Short task
Among the lines below, how many carry the string "TetherUS"? Reply with a number and nothing else.

(Data entries)
● ● ● ● ●

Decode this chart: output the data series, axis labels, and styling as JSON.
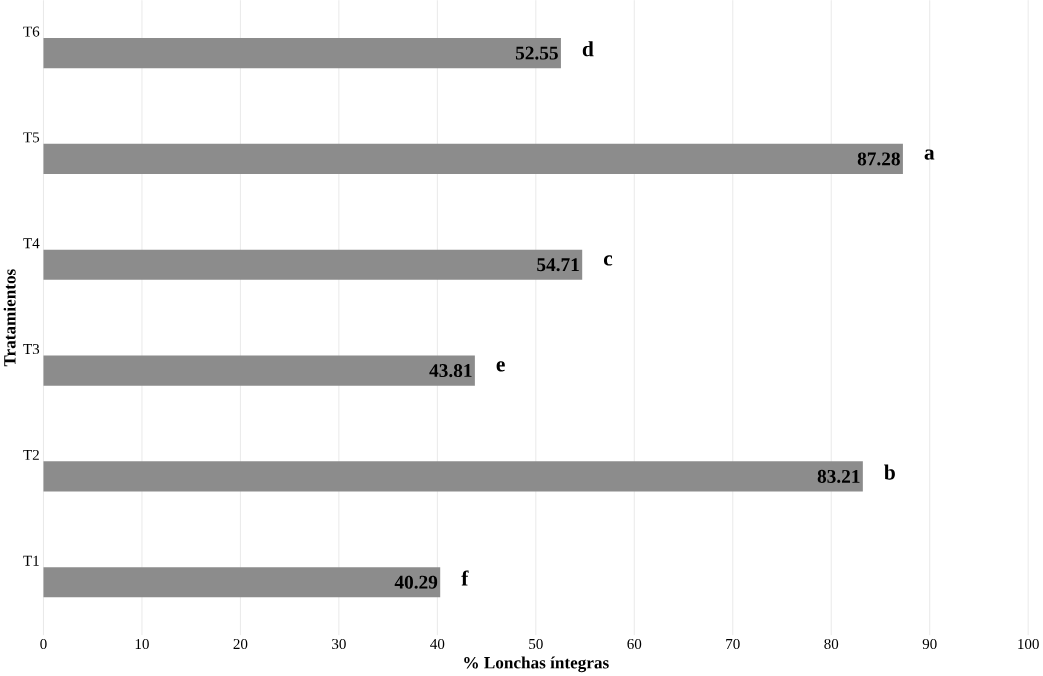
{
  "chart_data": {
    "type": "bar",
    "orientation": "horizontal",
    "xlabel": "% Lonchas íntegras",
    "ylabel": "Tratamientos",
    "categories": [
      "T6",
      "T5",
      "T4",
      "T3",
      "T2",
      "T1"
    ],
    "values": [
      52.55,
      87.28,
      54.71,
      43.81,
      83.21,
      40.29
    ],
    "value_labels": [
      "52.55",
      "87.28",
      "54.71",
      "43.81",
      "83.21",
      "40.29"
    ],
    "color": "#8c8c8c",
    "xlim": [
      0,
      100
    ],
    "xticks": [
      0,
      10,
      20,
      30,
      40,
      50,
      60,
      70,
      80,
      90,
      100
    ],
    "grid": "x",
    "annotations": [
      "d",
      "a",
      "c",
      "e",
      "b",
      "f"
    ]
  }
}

● ● ● ● ●

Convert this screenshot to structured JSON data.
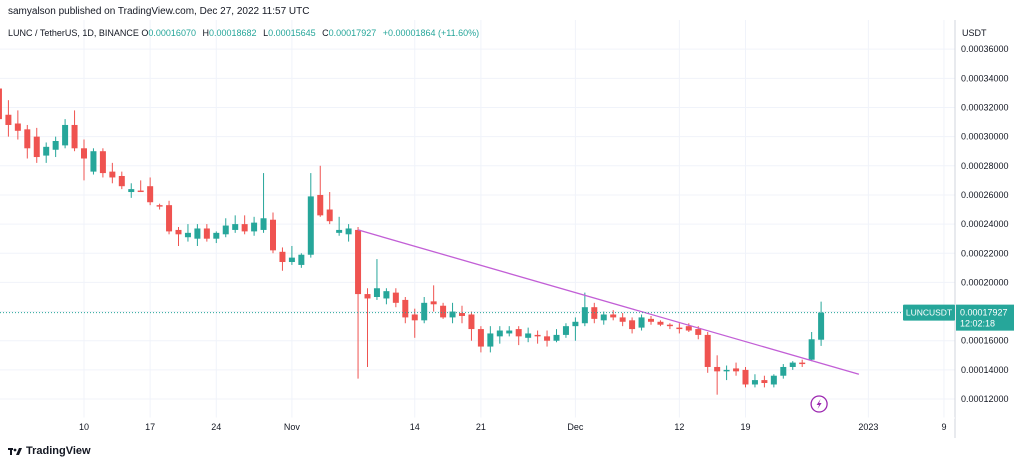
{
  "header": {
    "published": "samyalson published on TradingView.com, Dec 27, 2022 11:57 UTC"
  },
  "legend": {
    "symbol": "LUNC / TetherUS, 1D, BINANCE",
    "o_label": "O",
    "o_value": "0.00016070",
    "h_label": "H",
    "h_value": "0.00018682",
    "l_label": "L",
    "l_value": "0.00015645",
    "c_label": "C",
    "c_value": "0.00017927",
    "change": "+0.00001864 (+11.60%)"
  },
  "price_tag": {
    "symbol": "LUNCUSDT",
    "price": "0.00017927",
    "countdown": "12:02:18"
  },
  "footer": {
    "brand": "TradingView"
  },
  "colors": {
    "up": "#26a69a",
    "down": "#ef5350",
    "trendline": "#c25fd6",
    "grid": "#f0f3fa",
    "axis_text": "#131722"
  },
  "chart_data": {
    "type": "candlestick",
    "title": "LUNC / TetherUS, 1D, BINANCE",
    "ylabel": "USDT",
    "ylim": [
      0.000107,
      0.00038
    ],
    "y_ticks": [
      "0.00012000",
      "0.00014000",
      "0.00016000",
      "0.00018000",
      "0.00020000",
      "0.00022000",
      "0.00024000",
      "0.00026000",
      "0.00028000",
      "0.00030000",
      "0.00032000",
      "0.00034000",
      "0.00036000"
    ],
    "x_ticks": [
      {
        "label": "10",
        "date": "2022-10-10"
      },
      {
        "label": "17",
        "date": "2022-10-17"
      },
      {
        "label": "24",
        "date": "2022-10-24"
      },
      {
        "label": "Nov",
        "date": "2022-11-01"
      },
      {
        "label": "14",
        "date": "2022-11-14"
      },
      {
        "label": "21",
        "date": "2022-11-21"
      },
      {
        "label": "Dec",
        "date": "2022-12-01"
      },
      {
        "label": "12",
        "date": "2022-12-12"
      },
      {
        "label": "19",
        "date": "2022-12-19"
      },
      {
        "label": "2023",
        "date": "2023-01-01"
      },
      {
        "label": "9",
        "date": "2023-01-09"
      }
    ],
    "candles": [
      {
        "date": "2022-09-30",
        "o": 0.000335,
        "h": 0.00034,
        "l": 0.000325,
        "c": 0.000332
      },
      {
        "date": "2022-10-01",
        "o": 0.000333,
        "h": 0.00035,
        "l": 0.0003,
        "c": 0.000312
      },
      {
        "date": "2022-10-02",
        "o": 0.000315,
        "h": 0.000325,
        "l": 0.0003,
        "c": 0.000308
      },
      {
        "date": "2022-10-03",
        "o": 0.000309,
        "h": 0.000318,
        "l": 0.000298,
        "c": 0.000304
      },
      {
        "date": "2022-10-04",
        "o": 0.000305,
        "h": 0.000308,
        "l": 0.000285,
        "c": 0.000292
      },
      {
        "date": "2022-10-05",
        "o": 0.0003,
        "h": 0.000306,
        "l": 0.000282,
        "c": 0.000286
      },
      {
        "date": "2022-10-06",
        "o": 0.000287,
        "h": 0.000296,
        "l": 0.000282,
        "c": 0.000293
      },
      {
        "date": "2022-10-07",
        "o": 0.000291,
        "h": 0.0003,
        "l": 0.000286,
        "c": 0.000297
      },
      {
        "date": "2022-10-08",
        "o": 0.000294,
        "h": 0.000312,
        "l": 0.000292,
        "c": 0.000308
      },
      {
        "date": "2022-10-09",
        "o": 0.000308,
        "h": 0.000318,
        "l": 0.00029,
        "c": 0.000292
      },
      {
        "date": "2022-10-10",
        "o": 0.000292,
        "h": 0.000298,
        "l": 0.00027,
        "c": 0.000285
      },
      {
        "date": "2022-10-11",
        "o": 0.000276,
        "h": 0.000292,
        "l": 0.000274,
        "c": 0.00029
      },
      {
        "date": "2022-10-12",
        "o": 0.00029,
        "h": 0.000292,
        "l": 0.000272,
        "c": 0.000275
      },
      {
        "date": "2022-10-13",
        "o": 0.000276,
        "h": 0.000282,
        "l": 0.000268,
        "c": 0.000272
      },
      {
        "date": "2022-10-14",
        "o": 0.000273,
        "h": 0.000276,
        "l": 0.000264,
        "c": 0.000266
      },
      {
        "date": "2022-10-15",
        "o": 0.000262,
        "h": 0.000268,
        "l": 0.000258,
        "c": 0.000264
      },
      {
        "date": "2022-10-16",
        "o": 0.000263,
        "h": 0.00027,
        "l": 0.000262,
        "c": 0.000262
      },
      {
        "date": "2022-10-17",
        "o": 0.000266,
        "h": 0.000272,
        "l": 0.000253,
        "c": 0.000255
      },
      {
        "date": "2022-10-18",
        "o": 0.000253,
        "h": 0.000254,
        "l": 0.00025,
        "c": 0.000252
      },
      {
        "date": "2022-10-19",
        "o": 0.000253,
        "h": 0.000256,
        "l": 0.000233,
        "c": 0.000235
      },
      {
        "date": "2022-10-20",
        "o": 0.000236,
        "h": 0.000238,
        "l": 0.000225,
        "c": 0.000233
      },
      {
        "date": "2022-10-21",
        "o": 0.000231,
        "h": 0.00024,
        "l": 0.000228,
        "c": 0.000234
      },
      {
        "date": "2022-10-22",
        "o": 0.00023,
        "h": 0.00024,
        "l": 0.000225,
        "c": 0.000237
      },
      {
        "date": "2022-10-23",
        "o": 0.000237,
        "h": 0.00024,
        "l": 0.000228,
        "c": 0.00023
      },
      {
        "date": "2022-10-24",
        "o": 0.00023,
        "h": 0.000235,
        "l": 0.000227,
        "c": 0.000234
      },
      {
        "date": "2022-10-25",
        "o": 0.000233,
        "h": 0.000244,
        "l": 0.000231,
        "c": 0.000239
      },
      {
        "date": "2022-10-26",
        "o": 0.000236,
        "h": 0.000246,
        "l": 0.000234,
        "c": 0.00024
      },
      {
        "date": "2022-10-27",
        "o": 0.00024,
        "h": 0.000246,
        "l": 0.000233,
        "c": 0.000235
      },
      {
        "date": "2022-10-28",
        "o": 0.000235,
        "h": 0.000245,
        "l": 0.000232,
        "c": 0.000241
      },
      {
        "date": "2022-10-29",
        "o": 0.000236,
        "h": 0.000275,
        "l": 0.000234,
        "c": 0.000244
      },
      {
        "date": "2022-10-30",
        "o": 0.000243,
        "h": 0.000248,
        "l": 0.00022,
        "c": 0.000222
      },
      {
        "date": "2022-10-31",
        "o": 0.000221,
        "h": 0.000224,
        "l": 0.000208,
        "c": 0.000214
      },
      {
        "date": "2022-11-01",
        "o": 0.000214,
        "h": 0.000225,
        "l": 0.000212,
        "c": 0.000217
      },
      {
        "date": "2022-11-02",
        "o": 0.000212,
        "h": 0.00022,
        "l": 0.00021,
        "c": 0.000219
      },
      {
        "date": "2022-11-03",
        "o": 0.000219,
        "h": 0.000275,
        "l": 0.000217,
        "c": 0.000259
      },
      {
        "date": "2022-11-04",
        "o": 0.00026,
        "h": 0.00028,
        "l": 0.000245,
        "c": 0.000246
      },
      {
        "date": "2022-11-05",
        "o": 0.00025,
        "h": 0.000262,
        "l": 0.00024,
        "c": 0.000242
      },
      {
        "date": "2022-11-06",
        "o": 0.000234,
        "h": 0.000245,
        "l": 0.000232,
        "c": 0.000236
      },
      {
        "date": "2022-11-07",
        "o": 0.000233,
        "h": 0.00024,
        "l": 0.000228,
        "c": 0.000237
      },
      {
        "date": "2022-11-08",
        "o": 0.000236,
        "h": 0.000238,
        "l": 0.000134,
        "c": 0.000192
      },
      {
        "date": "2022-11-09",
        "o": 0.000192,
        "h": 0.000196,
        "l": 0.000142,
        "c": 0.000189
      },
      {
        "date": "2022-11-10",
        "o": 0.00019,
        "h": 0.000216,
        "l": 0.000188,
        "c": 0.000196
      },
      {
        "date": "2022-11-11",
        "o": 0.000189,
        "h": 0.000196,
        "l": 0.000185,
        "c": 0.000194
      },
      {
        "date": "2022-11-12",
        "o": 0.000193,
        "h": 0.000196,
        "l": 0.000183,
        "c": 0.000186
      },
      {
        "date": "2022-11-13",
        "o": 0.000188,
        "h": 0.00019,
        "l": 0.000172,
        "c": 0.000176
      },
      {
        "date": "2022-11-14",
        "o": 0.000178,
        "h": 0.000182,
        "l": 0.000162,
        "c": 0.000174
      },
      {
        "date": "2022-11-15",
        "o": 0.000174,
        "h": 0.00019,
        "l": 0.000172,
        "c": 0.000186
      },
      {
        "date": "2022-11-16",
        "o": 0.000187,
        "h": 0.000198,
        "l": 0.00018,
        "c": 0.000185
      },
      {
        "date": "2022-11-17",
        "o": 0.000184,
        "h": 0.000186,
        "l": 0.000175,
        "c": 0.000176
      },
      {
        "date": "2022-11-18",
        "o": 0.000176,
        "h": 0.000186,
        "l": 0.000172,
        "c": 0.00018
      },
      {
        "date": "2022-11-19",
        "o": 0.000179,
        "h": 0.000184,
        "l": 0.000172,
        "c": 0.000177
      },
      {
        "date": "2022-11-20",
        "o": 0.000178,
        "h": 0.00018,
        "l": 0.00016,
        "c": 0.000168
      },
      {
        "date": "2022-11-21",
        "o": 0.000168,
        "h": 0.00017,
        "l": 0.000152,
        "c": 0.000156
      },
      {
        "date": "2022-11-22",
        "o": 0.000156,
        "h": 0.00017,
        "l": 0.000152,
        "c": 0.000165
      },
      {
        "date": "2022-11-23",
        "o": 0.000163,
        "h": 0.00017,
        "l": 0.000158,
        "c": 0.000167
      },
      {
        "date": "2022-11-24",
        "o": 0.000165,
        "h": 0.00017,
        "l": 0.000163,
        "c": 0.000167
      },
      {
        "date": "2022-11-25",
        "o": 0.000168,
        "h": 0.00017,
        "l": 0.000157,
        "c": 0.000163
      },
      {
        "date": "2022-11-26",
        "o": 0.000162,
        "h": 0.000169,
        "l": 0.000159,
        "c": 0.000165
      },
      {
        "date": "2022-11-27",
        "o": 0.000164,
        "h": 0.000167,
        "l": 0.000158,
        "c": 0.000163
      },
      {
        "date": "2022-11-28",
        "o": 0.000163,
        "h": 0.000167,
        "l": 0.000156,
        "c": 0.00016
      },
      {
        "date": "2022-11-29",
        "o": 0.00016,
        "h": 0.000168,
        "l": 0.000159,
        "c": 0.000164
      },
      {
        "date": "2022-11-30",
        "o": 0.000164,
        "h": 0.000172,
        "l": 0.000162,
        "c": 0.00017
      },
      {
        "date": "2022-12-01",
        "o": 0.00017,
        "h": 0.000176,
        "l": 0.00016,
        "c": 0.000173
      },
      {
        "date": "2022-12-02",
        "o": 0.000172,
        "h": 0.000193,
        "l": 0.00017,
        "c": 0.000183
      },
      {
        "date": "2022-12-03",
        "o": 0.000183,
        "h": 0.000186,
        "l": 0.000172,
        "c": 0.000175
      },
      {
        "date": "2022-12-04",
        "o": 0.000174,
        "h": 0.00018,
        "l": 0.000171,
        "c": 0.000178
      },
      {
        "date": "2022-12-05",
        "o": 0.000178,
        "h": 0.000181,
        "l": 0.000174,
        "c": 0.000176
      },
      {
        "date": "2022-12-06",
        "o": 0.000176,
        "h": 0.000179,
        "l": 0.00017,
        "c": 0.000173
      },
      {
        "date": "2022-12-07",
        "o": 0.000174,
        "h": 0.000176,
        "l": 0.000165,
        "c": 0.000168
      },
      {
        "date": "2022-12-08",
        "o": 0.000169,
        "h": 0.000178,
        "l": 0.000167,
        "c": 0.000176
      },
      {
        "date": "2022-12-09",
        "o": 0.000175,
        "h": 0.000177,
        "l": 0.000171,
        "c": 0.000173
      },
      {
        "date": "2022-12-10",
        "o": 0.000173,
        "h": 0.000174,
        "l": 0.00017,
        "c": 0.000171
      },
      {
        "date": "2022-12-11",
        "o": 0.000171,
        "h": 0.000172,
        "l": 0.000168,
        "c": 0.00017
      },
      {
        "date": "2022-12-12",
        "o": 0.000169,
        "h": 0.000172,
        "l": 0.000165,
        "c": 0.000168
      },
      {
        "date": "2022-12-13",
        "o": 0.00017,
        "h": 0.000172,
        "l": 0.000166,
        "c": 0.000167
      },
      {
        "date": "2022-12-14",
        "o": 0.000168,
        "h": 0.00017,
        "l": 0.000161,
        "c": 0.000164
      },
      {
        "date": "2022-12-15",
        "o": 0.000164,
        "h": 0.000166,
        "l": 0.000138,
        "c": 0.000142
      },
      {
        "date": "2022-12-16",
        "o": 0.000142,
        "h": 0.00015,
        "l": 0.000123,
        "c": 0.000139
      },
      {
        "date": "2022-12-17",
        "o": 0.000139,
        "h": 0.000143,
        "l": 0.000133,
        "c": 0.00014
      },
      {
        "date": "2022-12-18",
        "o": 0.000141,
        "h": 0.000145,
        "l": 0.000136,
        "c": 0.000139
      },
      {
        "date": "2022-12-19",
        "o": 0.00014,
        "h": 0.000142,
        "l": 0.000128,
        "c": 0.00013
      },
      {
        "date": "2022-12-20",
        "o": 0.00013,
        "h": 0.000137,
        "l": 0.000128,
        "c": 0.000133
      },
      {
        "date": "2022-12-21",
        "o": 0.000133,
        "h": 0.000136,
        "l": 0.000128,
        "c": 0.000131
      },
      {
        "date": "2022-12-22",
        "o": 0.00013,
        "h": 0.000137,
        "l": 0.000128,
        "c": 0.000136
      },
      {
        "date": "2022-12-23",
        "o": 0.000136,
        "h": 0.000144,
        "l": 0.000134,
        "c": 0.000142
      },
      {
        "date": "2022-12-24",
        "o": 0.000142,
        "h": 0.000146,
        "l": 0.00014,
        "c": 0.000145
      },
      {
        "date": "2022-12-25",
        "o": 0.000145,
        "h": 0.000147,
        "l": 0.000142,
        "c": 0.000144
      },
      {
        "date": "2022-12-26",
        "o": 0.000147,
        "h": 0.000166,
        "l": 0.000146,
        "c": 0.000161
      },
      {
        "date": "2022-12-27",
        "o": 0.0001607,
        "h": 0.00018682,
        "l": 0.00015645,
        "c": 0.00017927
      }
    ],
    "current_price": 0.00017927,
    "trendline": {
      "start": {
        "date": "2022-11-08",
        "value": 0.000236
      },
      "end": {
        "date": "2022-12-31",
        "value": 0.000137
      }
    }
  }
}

● ● ● ● ●

Complete answer
2